## DESCRIPTION OF THE TASK
Tell how many lines include the string "semantic". Answer with a single number.

## INPUT FOR THIS TASK
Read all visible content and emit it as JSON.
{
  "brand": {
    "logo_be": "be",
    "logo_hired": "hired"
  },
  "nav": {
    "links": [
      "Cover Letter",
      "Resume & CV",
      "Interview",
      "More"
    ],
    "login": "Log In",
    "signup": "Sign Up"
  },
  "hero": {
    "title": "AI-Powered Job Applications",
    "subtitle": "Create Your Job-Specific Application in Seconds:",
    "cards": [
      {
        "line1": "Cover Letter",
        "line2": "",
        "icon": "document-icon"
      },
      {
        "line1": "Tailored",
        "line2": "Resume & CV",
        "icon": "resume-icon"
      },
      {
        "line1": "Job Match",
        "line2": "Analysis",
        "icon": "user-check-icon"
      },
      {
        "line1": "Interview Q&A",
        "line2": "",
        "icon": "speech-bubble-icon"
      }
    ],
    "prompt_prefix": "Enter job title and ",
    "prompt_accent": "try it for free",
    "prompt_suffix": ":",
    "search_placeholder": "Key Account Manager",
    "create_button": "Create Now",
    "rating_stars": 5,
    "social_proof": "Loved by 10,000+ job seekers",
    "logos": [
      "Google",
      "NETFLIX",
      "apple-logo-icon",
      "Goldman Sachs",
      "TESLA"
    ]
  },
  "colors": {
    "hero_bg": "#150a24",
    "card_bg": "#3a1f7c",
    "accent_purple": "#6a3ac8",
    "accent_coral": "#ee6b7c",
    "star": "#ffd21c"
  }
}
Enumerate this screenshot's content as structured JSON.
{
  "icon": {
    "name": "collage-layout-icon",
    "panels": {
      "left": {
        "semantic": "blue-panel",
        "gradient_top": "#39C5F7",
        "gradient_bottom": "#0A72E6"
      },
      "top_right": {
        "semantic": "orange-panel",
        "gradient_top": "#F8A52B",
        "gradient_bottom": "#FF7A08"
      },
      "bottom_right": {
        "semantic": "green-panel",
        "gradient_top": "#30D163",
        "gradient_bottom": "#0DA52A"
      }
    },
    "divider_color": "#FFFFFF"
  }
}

## SOLUTION
3